* Data for processing:
• • • • • • •

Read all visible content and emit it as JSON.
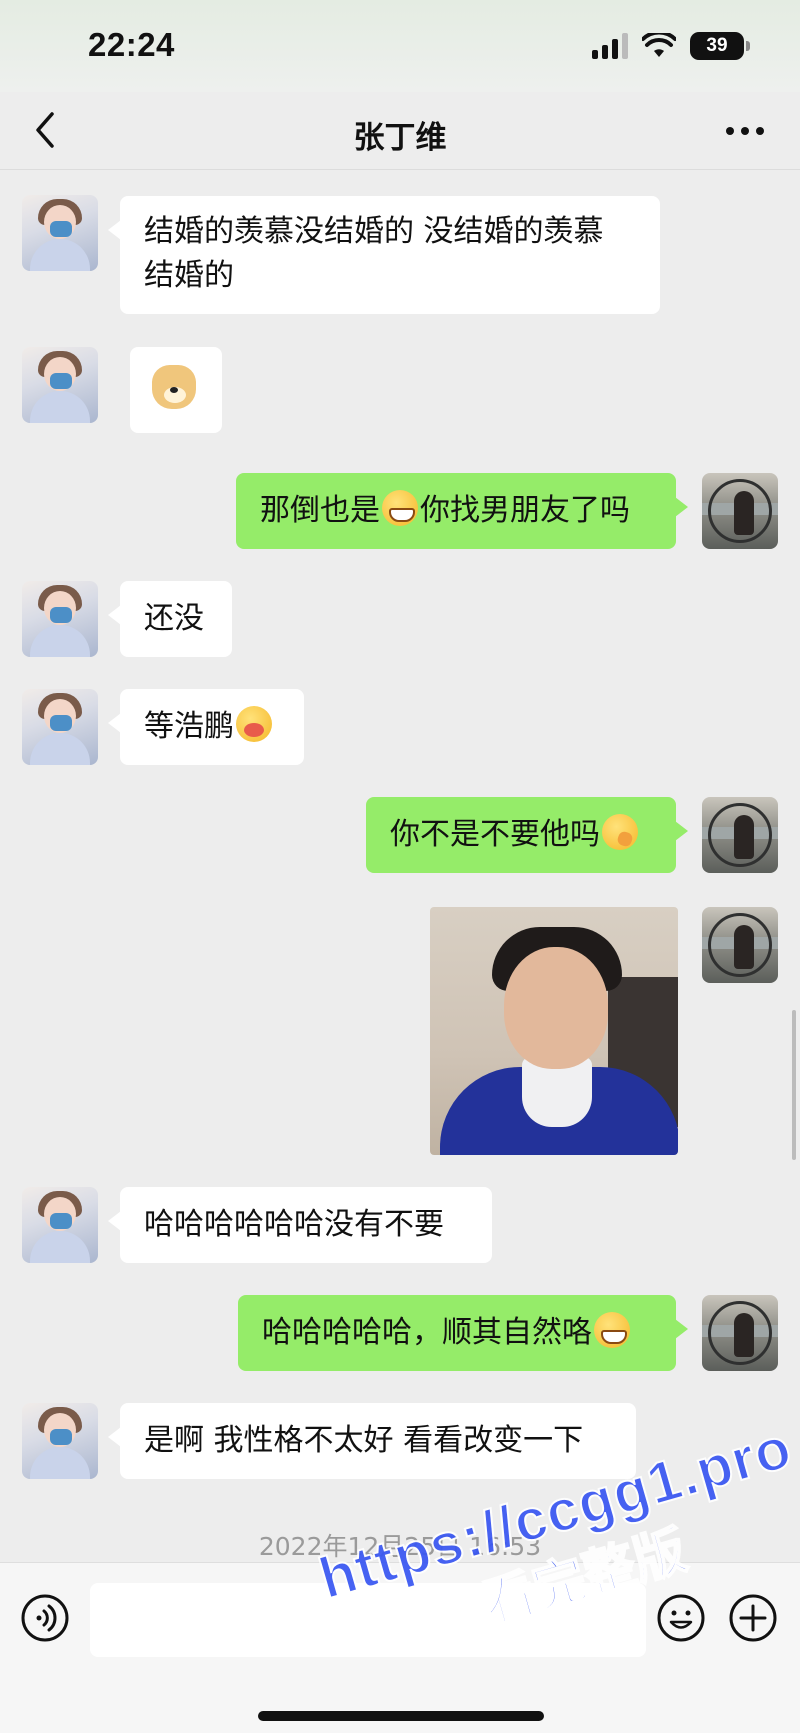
{
  "status_bar": {
    "time": "22:24",
    "battery": "39"
  },
  "nav": {
    "title": "张丁维"
  },
  "messages": [
    {
      "side": "left",
      "text": "结婚的羡慕没结婚的 没结婚的羡慕",
      "text_line2": "结婚的"
    },
    {
      "side": "left",
      "type": "sticker",
      "sticker": "doge-sticker"
    },
    {
      "side": "right",
      "text_before": "那倒也是",
      "emoji": "grin-emoji",
      "text_after": "你找男朋友了吗"
    },
    {
      "side": "left",
      "text": "还没"
    },
    {
      "side": "left",
      "text_before": "等浩鹏",
      "emoji": "facepalm-emoji",
      "text_after": ""
    },
    {
      "side": "right",
      "text_before": "你不是不要他吗",
      "emoji": "shy-emoji",
      "text_after": ""
    },
    {
      "side": "right",
      "type": "image",
      "image": "photo-of-young-man"
    },
    {
      "side": "left",
      "text": "哈哈哈哈哈哈没有不要"
    },
    {
      "side": "right",
      "text_before": "哈哈哈哈哈，顺其自然咯",
      "emoji": "grin-emoji",
      "text_after": ""
    },
    {
      "side": "left",
      "text": "是啊 我性格不太好 看看改变一下"
    }
  ],
  "timestamp": "2022年12月25日 16:53",
  "input": {
    "value": "",
    "placeholder": ""
  },
  "watermark": {
    "url": "https://ccgg1.pro",
    "tag": "看完整版"
  },
  "colors": {
    "background": "#ededed",
    "sent_bubble": "#95ec69",
    "received_bubble": "#ffffff",
    "watermark": "#3856f2"
  }
}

• • • • • • •

* Task description: Restate the whole listing above exactly, please, omitting every image.

* Exercise result:
Read all visible content and emit it as JSON.
{
  "status_bar": {
    "time": "22:24",
    "battery": "39"
  },
  "nav": {
    "title": "张丁维"
  },
  "messages": [
    {
      "side": "left",
      "text": "结婚的羡慕没结婚的 没结婚的羡慕",
      "text_line2": "结婚的"
    },
    {
      "side": "left",
      "type": "sticker",
      "sticker": "doge-sticker"
    },
    {
      "side": "right",
      "text_before": "那倒也是",
      "emoji": "grin-emoji",
      "text_after": "你找男朋友了吗"
    },
    {
      "side": "left",
      "text": "还没"
    },
    {
      "side": "left",
      "text_before": "等浩鹏",
      "emoji": "facepalm-emoji",
      "text_after": ""
    },
    {
      "side": "right",
      "text_before": "你不是不要他吗",
      "emoji": "shy-emoji",
      "text_after": ""
    },
    {
      "side": "right",
      "type": "image",
      "image": "photo-of-young-man"
    },
    {
      "side": "left",
      "text": "哈哈哈哈哈哈没有不要"
    },
    {
      "side": "right",
      "text_before": "哈哈哈哈哈，顺其自然咯",
      "emoji": "grin-emoji",
      "text_after": ""
    },
    {
      "side": "left",
      "text": "是啊 我性格不太好 看看改变一下"
    }
  ],
  "timestamp": "2022年12月25日 16:53",
  "input": {
    "value": "",
    "placeholder": ""
  },
  "watermark": {
    "url": "https://ccgg1.pro",
    "tag": "看完整版"
  },
  "colors": {
    "background": "#ededed",
    "sent_bubble": "#95ec69",
    "received_bubble": "#ffffff",
    "watermark": "#3856f2"
  }
}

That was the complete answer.